* [Dataset entries]:
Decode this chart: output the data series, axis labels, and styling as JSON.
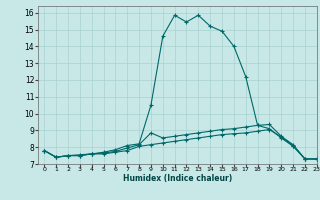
{
  "xlabel": "Humidex (Indice chaleur)",
  "background_color": "#c8e8e8",
  "grid_color": "#a8d0d0",
  "line_color": "#006868",
  "xlim": [
    -0.5,
    23
  ],
  "ylim": [
    7,
    16.4
  ],
  "yticks": [
    7,
    8,
    9,
    10,
    11,
    12,
    13,
    14,
    15,
    16
  ],
  "xticks": [
    0,
    1,
    2,
    3,
    4,
    5,
    6,
    7,
    8,
    9,
    10,
    11,
    12,
    13,
    14,
    15,
    16,
    17,
    18,
    19,
    20,
    21,
    22,
    23
  ],
  "series": [
    {
      "x": [
        0,
        1,
        2,
        3,
        4,
        5,
        6,
        7,
        8,
        9,
        10,
        11,
        12,
        13,
        14,
        15,
        16,
        17,
        18,
        19,
        20,
        21,
        22,
        23
      ],
      "y": [
        7.8,
        7.4,
        7.5,
        7.5,
        7.6,
        7.6,
        7.7,
        7.8,
        8.05,
        8.15,
        8.25,
        8.35,
        8.45,
        8.55,
        8.65,
        8.75,
        8.8,
        8.85,
        8.95,
        9.05,
        8.6,
        8.1,
        7.3,
        7.3
      ]
    },
    {
      "x": [
        0,
        1,
        2,
        3,
        4,
        5,
        6,
        7,
        8,
        9,
        10,
        11,
        12,
        13,
        14,
        15,
        16,
        17,
        18,
        19,
        20,
        21,
        22,
        23
      ],
      "y": [
        7.8,
        7.4,
        7.5,
        7.5,
        7.6,
        7.7,
        7.85,
        8.1,
        8.2,
        10.5,
        14.6,
        15.85,
        15.45,
        15.85,
        15.2,
        14.9,
        14.0,
        12.2,
        9.3,
        9.1,
        8.55,
        8.05,
        7.3,
        7.3
      ]
    },
    {
      "x": [
        0,
        1,
        2,
        3,
        4,
        5,
        6,
        7,
        8,
        9,
        10,
        11,
        12,
        13,
        14,
        15,
        16,
        17,
        18,
        19,
        20,
        21,
        22,
        23
      ],
      "y": [
        7.8,
        7.4,
        7.5,
        7.55,
        7.6,
        7.65,
        7.75,
        7.95,
        8.15,
        8.85,
        8.55,
        8.65,
        8.75,
        8.85,
        8.95,
        9.05,
        9.1,
        9.2,
        9.3,
        9.35,
        8.65,
        8.15,
        7.3,
        7.3
      ]
    }
  ]
}
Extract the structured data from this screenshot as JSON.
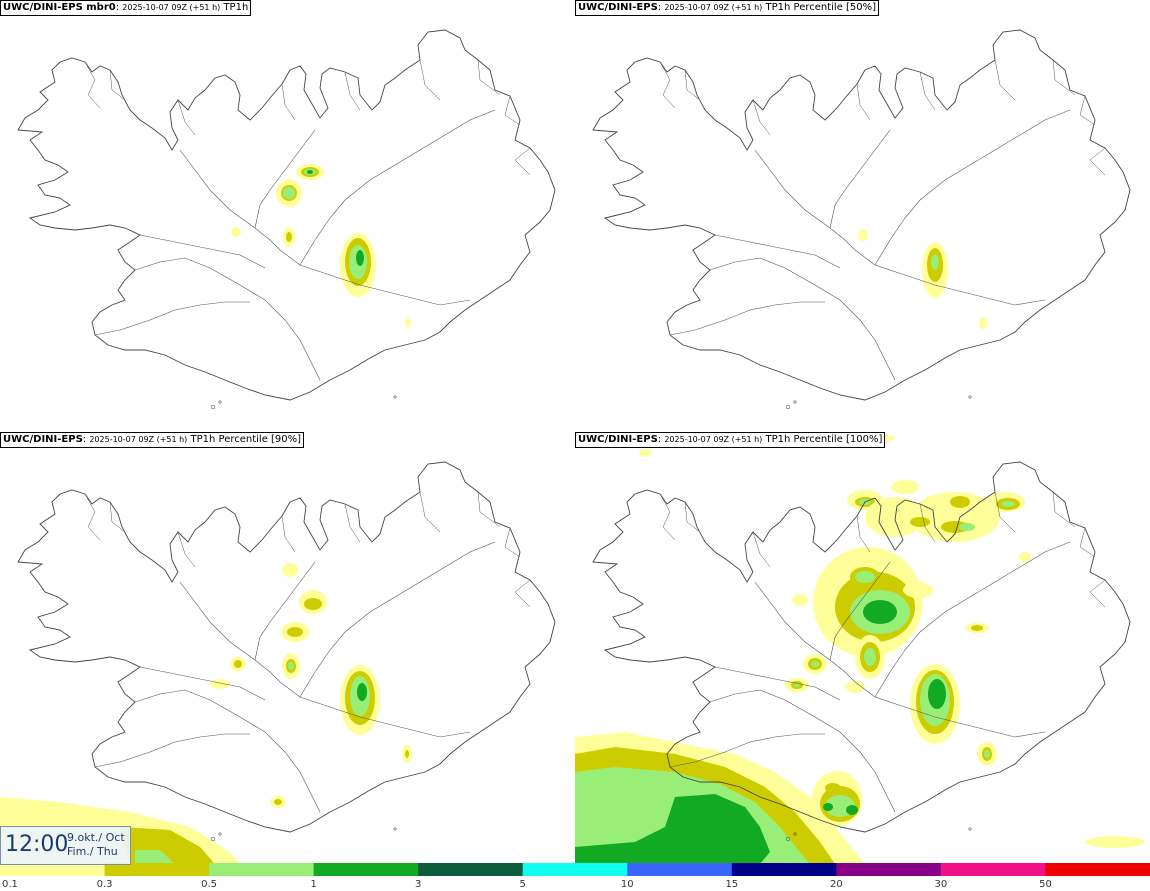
{
  "panels": [
    {
      "model": "UWC/DINI-EPS mbr0",
      "run": "2025-10-07 09Z (+51 h)",
      "field": "TP1h"
    },
    {
      "model": "UWC/DINI-EPS",
      "run": "2025-10-07 09Z (+51 h)",
      "field": "TP1h Percentile [50%]"
    },
    {
      "model": "UWC/DINI-EPS",
      "run": "2025-10-07 09Z (+51 h)",
      "field": "TP1h Percentile [90%]"
    },
    {
      "model": "UWC/DINI-EPS",
      "run": "2025-10-07 09Z (+51 h)",
      "field": "TP1h Percentile [100%]"
    }
  ],
  "time_box": {
    "time": "12:00",
    "date_line1": "9.okt./ Oct",
    "date_line2": "Fim./ Thu"
  },
  "legend": {
    "labels": [
      "0.1",
      "0.3",
      "0.5",
      "1",
      "3",
      "5",
      "10",
      "15",
      "20",
      "30",
      "50"
    ],
    "colors": [
      "#ffff99",
      "#cccc00",
      "#99ee77",
      "#11aa22",
      "#0c5c3c",
      "#11ffee",
      "#3a66ff",
      "#000088",
      "#880088",
      "#ee1188",
      "#ee0000"
    ]
  }
}
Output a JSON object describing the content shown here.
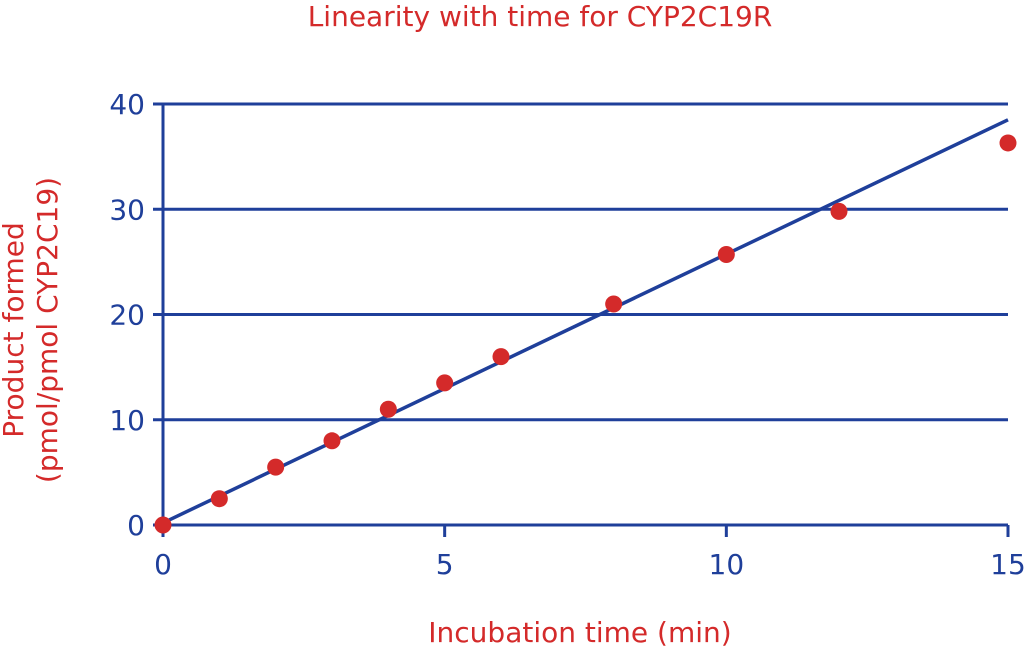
{
  "chart_data": {
    "type": "scatter",
    "title": "Linearity with time for CYP2C19R",
    "xlabel": "Incubation time (min)",
    "ylabel": [
      "Product formed",
      "(pmol/pmol CYP2C19)"
    ],
    "xlim": [
      0,
      15
    ],
    "ylim": [
      0,
      40
    ],
    "xticks": [
      0,
      5,
      10,
      15
    ],
    "yticks": [
      0,
      10,
      20,
      30,
      40
    ],
    "grid": true,
    "series": [
      {
        "points": [
          {
            "x": 0,
            "y": 0
          },
          {
            "x": 1,
            "y": 2.5
          },
          {
            "x": 2,
            "y": 5.5
          },
          {
            "x": 3,
            "y": 8
          },
          {
            "x": 4,
            "y": 11
          },
          {
            "x": 5,
            "y": 13.5
          },
          {
            "x": 6,
            "y": 16
          },
          {
            "x": 8,
            "y": 21
          },
          {
            "x": 10,
            "y": 25.7
          },
          {
            "x": 12,
            "y": 29.8
          },
          {
            "x": 15,
            "y": 36.3
          }
        ],
        "color": "#d42a2a"
      }
    ],
    "trendline": {
      "from": {
        "x": 0,
        "y": 0.2
      },
      "to": {
        "x": 15,
        "y": 38.5
      },
      "color": "#1f3f9a"
    },
    "colors": {
      "axis": "#1f3f9a",
      "grid": "#1f3f9a",
      "text_accent": "#d42a2a",
      "tick_text": "#1f3f9a"
    }
  }
}
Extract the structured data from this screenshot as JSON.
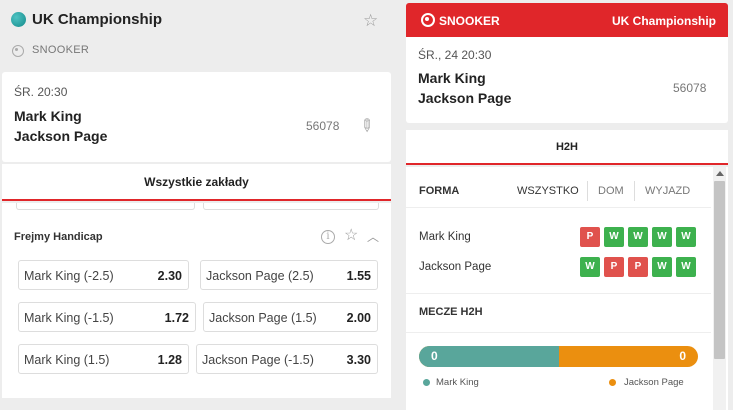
{
  "left": {
    "title": "UK Championship",
    "sport": "SNOOKER",
    "match": {
      "date": "ŚR.  20:30",
      "home": "Mark King",
      "away": "Jackson Page",
      "id": "56078"
    },
    "tab": "Wszystkie zakłady",
    "market": {
      "title": "Frejmy Handicap",
      "rows": [
        [
          {
            "name": "Mark King (-2.5)",
            "odds": "2.30"
          },
          {
            "name": "Jackson Page (2.5)",
            "odds": "1.55"
          }
        ],
        [
          {
            "name": "Mark King (-1.5)",
            "odds": "1.72"
          },
          {
            "name": "Jackson Page (1.5)",
            "odds": "2.00"
          }
        ],
        [
          {
            "name": "Mark King (1.5)",
            "odds": "1.28"
          },
          {
            "name": "Jackson Page (-1.5)",
            "odds": "3.30"
          }
        ]
      ]
    }
  },
  "right": {
    "sport": "SNOOKER",
    "competition": "UK Championship",
    "match": {
      "date": "ŚR., 24  20:30",
      "home": "Mark King",
      "away": "Jackson Page",
      "id": "56078"
    },
    "tab": "H2H",
    "form": {
      "label": "FORMA",
      "filters": [
        "WSZYSTKO",
        "DOM",
        "WYJAZD"
      ],
      "players": [
        {
          "name": "Mark King",
          "results": [
            "P",
            "W",
            "W",
            "W",
            "W"
          ]
        },
        {
          "name": "Jackson Page",
          "results": [
            "W",
            "P",
            "P",
            "W",
            "W"
          ]
        }
      ]
    },
    "h2h": {
      "title": "MECZE H2H",
      "home_wins": "0",
      "away_wins": "0",
      "home_share": 0.5,
      "legend_home": "Mark King",
      "legend_away": "Jackson Page"
    }
  },
  "colors": {
    "accent": "#e0262a",
    "win": "#3db14e",
    "loss": "#e0524d",
    "home": "#59a69b",
    "away": "#eb8f0f"
  },
  "icons": [
    "globe-icon",
    "star-icon",
    "snooker-icon",
    "pin-icon",
    "info-icon",
    "chevron-up-icon"
  ]
}
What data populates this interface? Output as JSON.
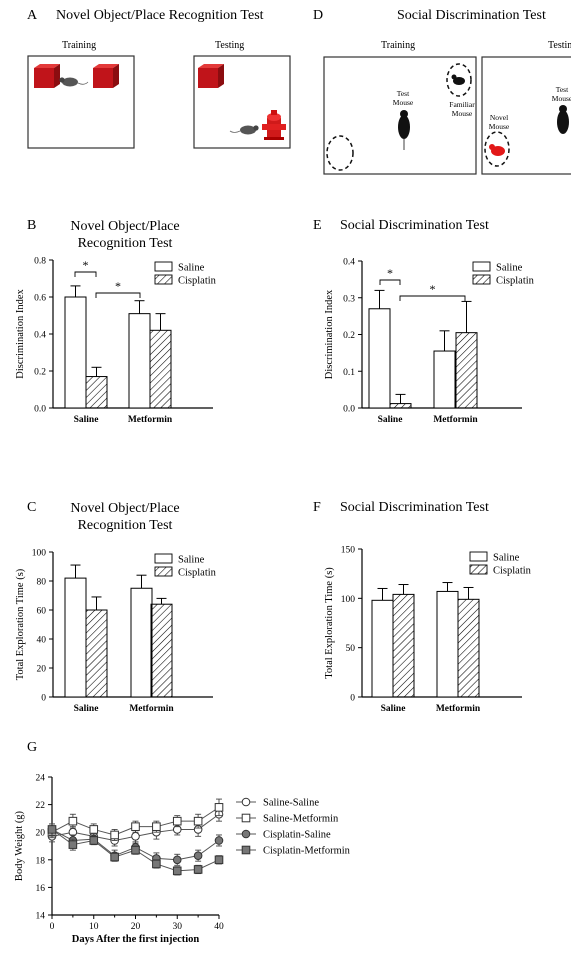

* [Task details]: State how many lines of the data include the word "name", with nothing else.

* [Full solution]: 8